Show every line in the entries below where the word "microGy" appears.

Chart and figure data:
┌────────
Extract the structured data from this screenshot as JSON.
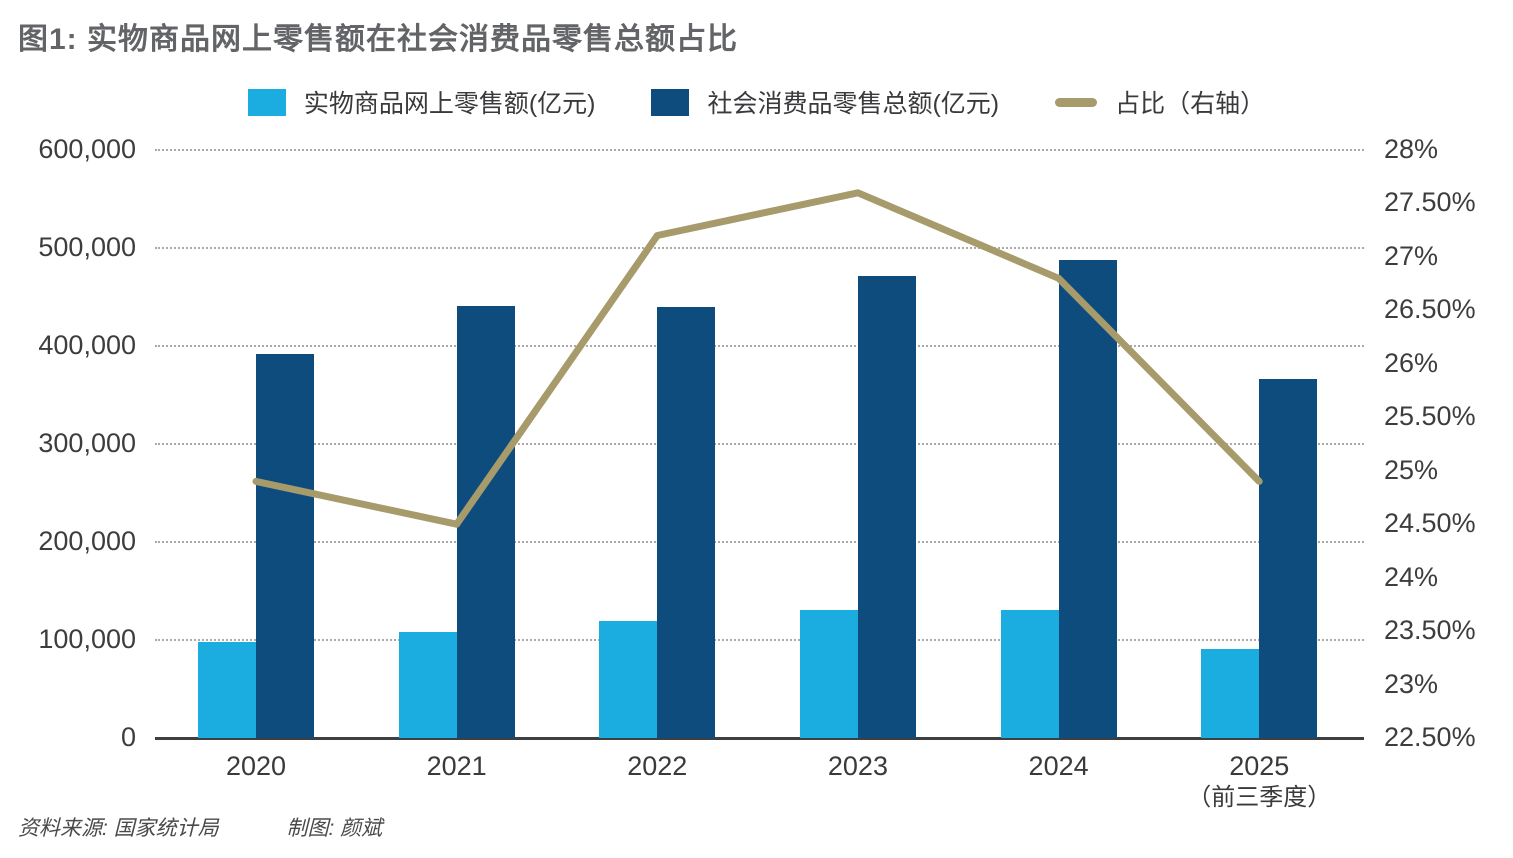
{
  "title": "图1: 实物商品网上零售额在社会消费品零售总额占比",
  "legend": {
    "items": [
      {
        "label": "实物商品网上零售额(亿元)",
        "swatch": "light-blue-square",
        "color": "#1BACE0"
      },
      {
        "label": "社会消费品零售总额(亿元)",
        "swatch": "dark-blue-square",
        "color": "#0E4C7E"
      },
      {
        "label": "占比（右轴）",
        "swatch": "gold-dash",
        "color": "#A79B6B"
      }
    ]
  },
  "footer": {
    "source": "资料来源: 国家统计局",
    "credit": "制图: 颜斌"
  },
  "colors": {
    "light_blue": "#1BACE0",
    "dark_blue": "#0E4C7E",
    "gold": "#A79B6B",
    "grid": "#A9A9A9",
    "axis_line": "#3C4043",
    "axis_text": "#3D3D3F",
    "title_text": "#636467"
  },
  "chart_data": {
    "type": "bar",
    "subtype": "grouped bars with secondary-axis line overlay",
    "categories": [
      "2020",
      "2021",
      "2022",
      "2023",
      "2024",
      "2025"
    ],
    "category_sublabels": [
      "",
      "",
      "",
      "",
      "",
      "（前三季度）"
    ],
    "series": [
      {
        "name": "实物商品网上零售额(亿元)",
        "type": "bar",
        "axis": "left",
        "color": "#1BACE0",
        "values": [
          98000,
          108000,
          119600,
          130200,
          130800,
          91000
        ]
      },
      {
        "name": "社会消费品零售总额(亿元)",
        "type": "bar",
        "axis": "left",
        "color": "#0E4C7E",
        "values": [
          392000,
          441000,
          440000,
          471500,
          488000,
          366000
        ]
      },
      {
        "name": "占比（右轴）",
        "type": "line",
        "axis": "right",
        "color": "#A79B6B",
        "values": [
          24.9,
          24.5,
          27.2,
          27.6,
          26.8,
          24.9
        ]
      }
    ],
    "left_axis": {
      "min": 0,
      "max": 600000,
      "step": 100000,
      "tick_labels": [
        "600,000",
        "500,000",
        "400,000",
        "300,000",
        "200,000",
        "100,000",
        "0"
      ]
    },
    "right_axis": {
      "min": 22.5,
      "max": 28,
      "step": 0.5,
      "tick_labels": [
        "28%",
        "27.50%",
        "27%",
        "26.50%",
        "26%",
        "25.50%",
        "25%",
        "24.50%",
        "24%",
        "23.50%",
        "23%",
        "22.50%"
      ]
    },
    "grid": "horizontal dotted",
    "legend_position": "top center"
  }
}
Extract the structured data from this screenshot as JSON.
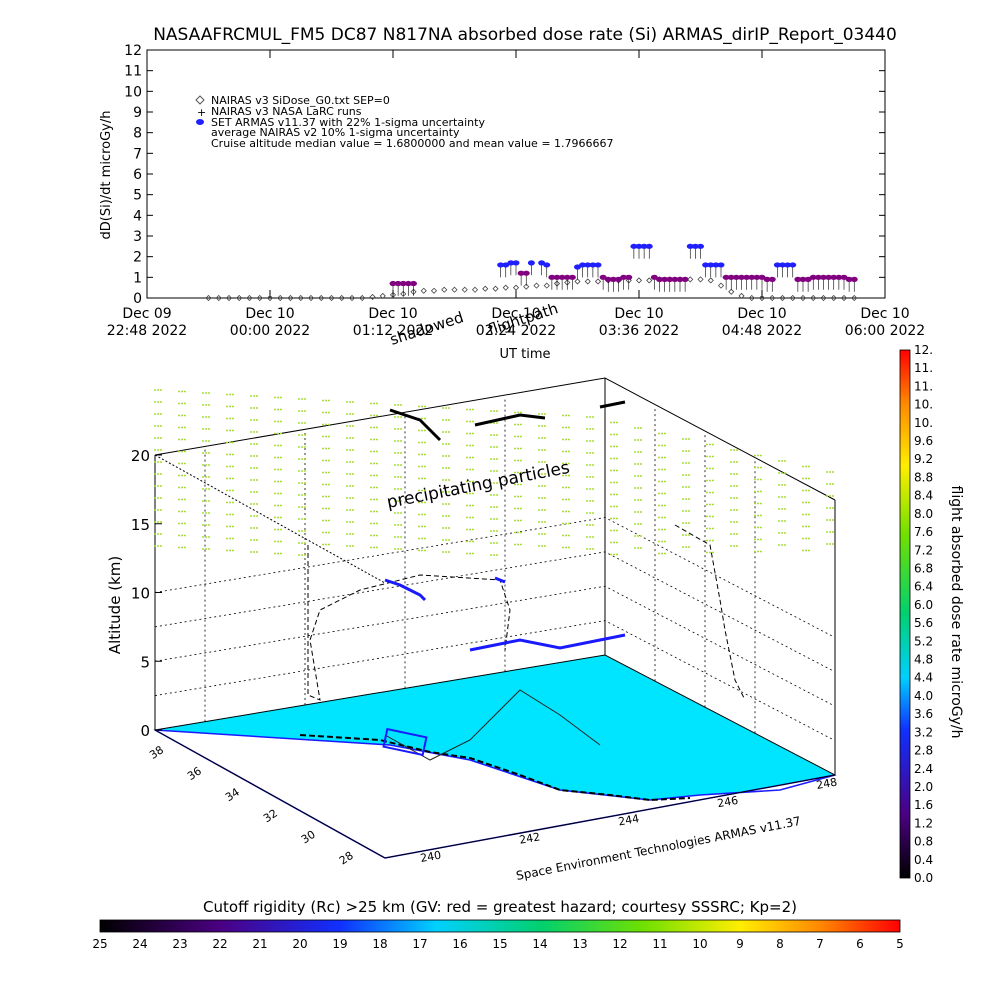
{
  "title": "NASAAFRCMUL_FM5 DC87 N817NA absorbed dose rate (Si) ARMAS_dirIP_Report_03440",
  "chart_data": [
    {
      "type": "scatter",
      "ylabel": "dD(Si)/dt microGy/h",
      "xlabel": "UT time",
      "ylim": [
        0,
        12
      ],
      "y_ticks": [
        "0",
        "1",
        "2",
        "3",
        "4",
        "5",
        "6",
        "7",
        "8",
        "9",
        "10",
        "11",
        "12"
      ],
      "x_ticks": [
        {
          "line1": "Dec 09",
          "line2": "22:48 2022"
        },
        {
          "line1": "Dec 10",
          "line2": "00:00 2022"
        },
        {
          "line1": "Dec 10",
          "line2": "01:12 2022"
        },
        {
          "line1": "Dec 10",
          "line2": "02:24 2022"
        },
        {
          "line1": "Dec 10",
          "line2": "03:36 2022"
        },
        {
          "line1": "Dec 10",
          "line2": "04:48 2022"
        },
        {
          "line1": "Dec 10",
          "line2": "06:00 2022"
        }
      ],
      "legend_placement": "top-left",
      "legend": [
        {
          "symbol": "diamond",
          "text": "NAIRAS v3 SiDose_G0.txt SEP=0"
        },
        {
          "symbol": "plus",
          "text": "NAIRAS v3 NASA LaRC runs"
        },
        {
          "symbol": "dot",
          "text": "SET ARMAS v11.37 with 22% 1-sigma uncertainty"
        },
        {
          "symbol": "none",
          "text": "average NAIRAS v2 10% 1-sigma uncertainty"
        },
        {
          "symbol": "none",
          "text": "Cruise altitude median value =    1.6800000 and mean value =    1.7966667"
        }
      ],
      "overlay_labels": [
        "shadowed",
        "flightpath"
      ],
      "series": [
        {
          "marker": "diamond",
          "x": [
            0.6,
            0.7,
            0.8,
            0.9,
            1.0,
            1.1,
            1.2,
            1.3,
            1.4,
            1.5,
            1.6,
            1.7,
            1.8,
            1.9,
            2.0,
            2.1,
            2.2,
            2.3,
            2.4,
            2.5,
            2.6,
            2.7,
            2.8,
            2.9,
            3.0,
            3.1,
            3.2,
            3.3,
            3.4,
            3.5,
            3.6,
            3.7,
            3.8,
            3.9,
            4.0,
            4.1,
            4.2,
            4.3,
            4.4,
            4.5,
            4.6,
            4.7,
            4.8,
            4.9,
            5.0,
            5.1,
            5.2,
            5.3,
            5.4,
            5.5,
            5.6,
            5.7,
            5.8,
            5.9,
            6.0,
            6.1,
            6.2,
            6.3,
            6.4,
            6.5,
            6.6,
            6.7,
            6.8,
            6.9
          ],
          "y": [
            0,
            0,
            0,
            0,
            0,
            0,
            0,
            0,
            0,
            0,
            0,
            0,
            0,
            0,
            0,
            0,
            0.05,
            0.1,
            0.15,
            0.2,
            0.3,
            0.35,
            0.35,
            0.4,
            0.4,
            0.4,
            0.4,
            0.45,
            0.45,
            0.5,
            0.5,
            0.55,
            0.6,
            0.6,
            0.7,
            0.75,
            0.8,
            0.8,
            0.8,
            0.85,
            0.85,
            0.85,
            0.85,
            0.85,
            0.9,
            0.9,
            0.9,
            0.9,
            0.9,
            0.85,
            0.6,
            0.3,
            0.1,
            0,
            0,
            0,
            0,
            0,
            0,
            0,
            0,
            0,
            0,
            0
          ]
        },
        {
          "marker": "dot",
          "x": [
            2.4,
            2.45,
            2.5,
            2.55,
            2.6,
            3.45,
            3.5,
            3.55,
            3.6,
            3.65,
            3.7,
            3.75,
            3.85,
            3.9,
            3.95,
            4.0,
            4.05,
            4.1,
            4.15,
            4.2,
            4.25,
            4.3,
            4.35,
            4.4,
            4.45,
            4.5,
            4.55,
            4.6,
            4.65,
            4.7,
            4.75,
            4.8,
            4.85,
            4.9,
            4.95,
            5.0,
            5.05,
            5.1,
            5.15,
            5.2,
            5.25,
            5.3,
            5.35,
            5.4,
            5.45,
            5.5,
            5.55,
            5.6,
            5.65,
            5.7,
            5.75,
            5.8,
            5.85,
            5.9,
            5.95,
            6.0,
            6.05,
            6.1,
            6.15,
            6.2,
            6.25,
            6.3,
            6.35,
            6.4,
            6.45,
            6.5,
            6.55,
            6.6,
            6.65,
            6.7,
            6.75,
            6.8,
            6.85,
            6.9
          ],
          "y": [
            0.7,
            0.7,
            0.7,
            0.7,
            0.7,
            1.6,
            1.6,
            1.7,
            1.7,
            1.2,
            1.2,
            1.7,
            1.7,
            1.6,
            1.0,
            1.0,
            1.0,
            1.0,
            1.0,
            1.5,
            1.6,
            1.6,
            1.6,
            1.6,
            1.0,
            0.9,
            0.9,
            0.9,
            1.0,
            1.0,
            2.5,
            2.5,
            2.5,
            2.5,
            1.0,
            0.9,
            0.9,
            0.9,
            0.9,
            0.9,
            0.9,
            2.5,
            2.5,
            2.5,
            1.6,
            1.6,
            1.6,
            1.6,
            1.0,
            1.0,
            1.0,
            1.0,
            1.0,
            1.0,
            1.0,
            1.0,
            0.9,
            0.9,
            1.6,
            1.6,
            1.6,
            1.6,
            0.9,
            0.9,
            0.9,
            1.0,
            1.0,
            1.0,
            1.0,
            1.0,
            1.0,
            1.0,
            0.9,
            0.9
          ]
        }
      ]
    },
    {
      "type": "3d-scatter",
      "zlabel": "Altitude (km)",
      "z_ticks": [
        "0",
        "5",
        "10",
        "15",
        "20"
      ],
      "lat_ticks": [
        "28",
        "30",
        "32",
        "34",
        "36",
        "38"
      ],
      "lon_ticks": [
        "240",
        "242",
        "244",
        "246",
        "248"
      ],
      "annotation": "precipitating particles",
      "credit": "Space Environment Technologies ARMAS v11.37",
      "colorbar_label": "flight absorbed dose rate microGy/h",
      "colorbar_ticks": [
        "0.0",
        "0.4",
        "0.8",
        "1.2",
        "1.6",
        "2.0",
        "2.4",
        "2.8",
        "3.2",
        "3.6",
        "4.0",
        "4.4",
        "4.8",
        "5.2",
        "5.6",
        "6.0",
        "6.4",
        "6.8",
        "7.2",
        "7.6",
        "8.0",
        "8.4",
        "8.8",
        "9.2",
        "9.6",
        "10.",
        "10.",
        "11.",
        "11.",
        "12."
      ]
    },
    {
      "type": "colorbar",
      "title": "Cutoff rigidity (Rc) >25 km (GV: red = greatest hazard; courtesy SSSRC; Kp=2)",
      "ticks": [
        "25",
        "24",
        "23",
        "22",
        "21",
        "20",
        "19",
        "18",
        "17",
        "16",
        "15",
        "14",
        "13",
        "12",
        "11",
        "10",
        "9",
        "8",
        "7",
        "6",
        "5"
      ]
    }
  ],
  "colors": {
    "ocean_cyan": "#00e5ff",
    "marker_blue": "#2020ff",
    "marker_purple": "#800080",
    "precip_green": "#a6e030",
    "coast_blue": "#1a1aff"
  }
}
└────────
- Expected output -
      "ylabel": "dD(Si)/dt microGy/h",
      "colorbar_label": "flight absorbed dose rate microGy/h",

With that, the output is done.